(Source records)
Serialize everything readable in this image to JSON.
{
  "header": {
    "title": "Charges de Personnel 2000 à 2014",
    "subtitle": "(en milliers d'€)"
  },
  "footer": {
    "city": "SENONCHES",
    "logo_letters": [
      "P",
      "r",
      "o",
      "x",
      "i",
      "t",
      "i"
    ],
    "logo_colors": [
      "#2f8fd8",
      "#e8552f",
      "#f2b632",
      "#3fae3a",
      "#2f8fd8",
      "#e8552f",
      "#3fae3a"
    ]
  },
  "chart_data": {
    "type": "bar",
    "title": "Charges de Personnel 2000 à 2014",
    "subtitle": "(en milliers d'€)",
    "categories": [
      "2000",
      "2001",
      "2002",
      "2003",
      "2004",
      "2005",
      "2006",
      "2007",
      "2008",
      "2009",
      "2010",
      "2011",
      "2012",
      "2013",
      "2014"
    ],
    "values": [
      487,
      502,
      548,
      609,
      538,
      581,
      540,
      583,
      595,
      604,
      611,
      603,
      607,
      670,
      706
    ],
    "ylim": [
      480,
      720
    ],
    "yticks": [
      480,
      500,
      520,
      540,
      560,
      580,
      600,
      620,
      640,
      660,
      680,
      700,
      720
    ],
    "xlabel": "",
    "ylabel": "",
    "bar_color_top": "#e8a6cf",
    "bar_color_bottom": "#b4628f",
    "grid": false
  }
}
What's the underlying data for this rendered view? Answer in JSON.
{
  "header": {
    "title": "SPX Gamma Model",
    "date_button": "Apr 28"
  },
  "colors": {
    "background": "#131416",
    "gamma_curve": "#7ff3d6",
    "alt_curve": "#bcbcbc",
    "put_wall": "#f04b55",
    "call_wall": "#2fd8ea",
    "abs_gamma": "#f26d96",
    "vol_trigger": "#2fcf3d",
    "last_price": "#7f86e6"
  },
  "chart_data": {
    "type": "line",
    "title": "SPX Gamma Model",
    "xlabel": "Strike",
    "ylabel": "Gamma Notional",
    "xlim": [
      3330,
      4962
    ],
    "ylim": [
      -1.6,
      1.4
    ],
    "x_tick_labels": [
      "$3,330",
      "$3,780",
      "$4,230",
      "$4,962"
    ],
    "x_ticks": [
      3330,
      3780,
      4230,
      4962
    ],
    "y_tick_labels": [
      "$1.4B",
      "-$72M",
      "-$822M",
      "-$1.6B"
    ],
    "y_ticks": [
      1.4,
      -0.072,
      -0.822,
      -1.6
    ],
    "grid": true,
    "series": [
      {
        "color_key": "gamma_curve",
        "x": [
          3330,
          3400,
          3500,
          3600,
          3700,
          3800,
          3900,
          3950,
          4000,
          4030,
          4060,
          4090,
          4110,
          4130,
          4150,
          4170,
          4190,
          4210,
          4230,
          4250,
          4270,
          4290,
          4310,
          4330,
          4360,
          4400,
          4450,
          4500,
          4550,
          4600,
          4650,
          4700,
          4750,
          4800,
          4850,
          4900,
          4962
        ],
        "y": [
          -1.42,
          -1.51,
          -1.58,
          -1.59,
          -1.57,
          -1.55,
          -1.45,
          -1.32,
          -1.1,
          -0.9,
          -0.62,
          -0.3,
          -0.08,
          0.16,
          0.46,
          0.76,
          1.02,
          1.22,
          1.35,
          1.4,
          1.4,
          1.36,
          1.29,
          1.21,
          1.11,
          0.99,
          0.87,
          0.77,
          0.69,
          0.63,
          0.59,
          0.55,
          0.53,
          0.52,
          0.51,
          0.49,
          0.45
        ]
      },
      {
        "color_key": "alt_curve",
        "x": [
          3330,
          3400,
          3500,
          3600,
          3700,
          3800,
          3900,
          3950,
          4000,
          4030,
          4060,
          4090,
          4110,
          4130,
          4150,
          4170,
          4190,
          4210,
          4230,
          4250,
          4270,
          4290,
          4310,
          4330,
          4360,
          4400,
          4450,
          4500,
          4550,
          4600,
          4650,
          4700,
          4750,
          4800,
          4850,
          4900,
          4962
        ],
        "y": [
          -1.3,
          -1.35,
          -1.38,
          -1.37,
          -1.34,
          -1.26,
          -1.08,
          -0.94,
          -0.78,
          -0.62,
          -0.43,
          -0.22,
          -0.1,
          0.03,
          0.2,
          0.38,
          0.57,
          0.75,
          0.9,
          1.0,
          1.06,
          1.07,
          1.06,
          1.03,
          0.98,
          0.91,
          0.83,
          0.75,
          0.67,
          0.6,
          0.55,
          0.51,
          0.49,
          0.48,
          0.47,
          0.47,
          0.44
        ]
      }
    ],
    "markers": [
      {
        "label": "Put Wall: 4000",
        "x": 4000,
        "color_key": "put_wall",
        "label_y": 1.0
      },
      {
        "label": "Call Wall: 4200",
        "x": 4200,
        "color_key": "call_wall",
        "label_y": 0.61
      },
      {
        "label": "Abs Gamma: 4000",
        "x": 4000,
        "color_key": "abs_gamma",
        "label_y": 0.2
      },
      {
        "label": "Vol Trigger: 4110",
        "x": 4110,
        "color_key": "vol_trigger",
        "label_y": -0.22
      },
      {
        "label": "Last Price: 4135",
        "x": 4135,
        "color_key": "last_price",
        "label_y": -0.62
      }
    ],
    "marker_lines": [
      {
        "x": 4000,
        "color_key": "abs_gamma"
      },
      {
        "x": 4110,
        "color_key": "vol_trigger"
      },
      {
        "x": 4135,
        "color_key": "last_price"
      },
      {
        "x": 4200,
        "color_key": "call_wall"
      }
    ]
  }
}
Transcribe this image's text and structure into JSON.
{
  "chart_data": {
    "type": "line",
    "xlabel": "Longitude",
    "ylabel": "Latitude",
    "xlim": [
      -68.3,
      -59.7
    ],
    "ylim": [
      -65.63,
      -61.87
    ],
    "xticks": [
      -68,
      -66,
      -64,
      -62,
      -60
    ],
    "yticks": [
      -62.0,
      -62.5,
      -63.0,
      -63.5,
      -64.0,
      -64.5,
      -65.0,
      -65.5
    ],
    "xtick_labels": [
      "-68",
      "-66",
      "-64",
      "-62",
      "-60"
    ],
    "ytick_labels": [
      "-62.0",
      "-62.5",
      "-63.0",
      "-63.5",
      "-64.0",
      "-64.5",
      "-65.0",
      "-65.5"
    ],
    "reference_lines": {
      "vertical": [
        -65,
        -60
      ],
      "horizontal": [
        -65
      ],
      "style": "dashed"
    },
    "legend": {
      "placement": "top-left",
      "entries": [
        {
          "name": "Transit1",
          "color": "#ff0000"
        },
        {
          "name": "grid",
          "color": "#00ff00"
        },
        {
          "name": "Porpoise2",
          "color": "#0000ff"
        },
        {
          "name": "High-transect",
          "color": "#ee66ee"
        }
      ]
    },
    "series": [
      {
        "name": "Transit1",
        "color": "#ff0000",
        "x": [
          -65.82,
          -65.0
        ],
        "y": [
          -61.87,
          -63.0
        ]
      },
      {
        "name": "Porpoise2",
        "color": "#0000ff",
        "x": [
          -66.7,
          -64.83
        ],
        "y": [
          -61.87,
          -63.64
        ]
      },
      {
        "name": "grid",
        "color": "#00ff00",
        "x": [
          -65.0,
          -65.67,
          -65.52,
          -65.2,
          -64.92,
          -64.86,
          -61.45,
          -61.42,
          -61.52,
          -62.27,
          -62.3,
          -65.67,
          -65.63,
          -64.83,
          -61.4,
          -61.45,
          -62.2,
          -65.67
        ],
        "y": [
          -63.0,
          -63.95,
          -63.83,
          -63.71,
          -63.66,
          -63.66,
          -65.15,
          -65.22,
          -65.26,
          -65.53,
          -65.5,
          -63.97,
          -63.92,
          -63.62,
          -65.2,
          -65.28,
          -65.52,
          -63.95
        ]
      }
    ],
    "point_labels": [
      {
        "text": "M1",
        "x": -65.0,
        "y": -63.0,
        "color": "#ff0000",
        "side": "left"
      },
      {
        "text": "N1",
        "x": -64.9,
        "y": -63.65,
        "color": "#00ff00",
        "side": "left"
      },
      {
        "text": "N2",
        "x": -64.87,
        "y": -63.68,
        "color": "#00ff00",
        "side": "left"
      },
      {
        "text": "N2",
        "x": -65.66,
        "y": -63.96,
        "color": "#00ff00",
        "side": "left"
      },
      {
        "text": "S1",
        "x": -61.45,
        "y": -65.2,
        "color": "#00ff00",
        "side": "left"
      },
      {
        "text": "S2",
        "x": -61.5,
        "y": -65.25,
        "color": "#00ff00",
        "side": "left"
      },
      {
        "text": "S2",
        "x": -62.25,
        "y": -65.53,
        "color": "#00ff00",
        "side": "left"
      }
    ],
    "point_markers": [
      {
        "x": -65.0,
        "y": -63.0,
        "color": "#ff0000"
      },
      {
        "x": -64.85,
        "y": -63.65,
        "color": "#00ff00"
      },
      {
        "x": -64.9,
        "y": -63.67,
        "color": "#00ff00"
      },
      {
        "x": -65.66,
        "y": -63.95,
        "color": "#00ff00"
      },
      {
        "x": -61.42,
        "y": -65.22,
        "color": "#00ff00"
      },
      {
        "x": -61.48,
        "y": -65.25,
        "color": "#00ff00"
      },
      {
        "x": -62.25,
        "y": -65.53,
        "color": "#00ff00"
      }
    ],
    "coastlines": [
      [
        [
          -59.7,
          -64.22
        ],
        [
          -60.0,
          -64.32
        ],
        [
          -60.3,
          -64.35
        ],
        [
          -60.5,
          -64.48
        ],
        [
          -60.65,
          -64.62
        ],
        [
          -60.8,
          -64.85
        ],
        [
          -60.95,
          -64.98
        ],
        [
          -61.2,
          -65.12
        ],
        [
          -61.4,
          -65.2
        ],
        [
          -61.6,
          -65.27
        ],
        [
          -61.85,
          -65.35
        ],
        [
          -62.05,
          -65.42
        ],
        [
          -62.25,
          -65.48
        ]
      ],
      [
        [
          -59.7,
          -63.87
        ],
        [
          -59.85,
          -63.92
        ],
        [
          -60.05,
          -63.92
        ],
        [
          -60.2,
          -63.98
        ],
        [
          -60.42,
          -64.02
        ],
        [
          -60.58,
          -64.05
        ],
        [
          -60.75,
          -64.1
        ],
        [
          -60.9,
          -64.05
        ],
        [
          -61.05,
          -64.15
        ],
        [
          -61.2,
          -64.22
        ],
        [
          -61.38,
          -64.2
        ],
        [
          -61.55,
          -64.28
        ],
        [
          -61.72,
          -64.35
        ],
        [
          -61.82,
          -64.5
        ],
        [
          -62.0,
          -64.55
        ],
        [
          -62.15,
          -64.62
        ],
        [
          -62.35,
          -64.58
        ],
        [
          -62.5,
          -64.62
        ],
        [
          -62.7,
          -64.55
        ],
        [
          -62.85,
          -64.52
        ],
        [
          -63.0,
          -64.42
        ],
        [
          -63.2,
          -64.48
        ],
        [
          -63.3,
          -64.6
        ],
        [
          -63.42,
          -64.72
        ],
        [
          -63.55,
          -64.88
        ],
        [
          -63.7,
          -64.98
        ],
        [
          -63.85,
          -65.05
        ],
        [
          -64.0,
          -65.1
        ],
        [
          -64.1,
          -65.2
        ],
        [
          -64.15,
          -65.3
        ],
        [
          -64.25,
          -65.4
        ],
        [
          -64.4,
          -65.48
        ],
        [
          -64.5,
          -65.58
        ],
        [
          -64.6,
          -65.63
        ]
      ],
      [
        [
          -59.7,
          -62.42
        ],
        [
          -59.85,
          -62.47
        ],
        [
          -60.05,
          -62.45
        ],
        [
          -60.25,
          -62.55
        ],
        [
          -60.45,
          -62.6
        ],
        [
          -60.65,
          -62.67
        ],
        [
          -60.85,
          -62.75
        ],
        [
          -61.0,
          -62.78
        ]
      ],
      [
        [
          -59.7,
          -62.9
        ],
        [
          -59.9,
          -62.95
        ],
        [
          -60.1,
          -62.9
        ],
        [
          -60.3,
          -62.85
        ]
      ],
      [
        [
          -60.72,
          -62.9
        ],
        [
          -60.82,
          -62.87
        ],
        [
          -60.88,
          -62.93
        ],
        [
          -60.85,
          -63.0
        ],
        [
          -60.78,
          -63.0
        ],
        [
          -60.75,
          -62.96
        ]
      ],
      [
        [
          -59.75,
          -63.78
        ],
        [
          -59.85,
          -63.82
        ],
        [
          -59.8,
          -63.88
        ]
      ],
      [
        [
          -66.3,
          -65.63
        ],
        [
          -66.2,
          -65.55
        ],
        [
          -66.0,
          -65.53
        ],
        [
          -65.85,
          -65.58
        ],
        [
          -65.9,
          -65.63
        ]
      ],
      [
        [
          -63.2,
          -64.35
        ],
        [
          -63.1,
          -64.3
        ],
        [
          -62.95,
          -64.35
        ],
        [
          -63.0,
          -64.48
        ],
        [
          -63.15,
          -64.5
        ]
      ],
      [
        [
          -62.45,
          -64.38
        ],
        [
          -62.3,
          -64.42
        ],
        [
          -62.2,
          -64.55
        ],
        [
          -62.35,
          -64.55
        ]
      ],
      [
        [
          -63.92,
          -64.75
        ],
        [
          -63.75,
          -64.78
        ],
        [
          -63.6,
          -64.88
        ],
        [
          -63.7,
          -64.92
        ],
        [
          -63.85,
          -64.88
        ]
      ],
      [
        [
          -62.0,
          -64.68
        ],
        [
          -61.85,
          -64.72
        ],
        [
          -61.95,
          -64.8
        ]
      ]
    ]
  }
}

Exercise directions -> Look for the word "image" in every line of the listing and copy the lines that have it.

Complete output ->
Serialize everything readable in this image to JSON.
Transcribe this image's text and structure into JSON.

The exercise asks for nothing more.